◆ **Records**:
════════
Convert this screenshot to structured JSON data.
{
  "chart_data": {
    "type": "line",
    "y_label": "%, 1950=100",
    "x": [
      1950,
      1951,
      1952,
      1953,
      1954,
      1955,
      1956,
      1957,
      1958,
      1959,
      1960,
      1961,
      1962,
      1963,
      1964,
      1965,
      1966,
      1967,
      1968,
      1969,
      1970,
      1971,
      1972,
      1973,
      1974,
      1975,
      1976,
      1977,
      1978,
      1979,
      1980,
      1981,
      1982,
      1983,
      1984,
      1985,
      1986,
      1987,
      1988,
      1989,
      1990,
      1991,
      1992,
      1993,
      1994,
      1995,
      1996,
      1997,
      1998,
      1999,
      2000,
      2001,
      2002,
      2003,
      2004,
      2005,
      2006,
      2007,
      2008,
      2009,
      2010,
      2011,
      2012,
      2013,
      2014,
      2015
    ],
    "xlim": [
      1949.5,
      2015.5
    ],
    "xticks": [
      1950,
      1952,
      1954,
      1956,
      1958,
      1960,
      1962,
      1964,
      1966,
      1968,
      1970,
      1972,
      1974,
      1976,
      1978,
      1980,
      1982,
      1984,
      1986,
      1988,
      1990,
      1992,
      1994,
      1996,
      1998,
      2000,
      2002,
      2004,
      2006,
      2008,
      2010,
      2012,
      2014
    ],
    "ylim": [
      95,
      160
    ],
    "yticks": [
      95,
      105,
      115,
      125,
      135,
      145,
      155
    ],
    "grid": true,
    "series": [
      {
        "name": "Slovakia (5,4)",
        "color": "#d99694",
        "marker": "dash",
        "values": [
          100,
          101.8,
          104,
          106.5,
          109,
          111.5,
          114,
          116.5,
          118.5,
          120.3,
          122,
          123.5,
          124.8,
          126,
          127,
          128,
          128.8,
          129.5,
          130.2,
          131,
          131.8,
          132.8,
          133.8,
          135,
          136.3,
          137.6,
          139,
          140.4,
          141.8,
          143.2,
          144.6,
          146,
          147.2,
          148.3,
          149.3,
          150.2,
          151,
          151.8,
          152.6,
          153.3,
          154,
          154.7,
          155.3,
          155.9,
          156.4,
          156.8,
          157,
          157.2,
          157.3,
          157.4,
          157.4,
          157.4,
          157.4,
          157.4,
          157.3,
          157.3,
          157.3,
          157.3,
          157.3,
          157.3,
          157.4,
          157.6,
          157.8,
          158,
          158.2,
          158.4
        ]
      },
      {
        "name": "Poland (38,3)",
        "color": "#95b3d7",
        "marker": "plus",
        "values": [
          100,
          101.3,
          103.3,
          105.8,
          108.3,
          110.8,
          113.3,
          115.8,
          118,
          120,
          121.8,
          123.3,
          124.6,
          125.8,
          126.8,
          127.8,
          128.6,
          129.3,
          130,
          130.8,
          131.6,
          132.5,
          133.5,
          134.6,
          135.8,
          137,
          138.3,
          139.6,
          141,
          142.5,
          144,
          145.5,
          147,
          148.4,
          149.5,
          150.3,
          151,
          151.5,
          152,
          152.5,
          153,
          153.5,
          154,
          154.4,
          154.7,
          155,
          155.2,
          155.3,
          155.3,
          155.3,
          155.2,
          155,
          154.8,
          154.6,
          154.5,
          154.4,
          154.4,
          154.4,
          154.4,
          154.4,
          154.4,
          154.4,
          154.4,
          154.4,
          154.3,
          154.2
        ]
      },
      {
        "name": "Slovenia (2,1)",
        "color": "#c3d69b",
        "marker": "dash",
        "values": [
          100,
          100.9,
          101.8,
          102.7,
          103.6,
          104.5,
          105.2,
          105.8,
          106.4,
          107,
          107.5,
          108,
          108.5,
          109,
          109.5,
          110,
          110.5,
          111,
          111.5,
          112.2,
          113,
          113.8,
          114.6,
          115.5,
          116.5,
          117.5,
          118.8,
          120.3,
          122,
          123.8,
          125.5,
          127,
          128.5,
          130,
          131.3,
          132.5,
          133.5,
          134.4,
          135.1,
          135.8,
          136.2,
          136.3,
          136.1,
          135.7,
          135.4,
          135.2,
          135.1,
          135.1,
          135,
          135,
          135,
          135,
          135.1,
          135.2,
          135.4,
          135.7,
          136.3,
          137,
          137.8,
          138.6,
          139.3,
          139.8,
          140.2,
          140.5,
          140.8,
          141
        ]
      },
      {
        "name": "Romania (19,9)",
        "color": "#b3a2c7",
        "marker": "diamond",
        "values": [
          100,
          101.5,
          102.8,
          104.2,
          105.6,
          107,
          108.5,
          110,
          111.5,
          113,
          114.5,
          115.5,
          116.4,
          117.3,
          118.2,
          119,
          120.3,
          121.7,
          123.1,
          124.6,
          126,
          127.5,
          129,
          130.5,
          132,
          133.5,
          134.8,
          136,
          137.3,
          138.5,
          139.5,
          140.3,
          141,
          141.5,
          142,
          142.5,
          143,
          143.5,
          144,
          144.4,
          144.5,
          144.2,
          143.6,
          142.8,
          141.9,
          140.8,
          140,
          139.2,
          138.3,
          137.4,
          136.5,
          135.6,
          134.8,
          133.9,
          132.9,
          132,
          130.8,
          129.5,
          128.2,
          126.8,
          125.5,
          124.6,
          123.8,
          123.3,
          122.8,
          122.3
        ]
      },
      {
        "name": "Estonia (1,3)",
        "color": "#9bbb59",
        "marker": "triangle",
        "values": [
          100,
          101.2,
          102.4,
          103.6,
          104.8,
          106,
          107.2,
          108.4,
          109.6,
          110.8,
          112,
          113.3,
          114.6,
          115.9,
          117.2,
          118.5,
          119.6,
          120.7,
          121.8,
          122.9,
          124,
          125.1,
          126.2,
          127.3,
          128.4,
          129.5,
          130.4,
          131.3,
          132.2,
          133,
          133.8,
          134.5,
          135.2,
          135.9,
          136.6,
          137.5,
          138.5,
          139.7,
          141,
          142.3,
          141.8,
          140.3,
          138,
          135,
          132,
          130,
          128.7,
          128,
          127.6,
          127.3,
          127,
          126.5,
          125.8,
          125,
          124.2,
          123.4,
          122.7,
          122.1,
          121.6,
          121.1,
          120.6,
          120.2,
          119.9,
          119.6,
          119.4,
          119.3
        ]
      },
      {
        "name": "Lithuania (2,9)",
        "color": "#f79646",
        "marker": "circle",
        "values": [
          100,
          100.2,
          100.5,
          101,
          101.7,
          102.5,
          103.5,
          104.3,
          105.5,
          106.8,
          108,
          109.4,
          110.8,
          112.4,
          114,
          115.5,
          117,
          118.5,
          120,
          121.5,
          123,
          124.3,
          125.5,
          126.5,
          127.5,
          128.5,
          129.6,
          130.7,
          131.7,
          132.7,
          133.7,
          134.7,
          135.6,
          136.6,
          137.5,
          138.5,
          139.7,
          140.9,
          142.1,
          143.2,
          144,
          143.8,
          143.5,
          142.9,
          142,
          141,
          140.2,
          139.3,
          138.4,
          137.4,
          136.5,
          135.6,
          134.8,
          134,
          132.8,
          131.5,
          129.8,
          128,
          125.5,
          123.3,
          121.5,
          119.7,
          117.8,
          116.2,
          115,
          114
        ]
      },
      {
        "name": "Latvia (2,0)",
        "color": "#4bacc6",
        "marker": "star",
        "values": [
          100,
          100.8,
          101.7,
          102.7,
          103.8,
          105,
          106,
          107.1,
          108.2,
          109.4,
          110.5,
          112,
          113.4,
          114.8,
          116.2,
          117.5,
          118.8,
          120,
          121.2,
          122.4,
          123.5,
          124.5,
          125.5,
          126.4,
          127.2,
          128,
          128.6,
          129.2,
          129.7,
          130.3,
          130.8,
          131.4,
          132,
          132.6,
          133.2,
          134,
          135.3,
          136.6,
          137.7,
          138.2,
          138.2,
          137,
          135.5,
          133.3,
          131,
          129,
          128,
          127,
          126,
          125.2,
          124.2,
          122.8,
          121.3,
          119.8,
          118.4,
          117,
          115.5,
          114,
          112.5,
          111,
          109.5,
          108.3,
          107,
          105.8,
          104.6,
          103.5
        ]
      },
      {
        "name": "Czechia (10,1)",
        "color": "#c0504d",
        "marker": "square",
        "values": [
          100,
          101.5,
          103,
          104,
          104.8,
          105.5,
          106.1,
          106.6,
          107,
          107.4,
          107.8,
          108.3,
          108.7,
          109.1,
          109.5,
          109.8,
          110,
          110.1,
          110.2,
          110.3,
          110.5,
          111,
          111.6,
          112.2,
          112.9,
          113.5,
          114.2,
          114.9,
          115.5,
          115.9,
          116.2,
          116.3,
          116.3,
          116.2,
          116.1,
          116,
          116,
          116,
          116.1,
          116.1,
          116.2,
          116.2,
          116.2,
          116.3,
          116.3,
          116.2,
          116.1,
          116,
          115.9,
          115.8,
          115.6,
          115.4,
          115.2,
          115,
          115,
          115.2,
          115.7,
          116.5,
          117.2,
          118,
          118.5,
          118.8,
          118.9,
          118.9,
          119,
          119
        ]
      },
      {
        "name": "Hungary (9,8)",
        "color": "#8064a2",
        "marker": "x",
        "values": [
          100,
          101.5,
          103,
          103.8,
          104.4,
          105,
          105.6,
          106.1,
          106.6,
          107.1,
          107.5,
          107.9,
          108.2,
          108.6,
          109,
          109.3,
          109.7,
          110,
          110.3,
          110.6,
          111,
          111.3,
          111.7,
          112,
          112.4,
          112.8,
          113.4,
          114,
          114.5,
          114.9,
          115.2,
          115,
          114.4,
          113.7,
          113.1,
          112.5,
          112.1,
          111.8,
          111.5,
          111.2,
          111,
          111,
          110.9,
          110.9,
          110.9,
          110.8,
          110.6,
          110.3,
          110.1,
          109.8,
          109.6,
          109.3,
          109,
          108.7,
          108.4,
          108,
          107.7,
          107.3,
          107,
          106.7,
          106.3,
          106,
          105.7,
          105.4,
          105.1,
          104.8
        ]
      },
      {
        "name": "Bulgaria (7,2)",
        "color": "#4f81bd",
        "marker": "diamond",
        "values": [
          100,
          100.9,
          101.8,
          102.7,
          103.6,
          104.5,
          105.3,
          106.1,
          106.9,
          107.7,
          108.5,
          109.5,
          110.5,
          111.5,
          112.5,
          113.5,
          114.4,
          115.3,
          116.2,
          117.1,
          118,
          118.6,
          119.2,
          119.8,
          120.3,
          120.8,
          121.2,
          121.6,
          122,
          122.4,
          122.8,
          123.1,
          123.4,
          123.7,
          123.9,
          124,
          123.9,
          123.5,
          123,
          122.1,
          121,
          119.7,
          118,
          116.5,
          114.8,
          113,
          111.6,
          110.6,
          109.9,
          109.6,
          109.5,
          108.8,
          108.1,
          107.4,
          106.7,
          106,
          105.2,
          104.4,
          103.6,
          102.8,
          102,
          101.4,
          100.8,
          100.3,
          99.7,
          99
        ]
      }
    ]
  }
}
════════
◆ **Aim of the exercise**: Pull out all lines from the entries above that include the word "marker".

◆ **Task result**:
        "marker": "dash",
        "marker": "plus",
        "marker": "dash",
        "marker": "diamond",
        "marker": "triangle",
        "marker": "circle",
        "marker": "star",
        "marker": "square",
        "marker": "x",
        "marker": "diamond",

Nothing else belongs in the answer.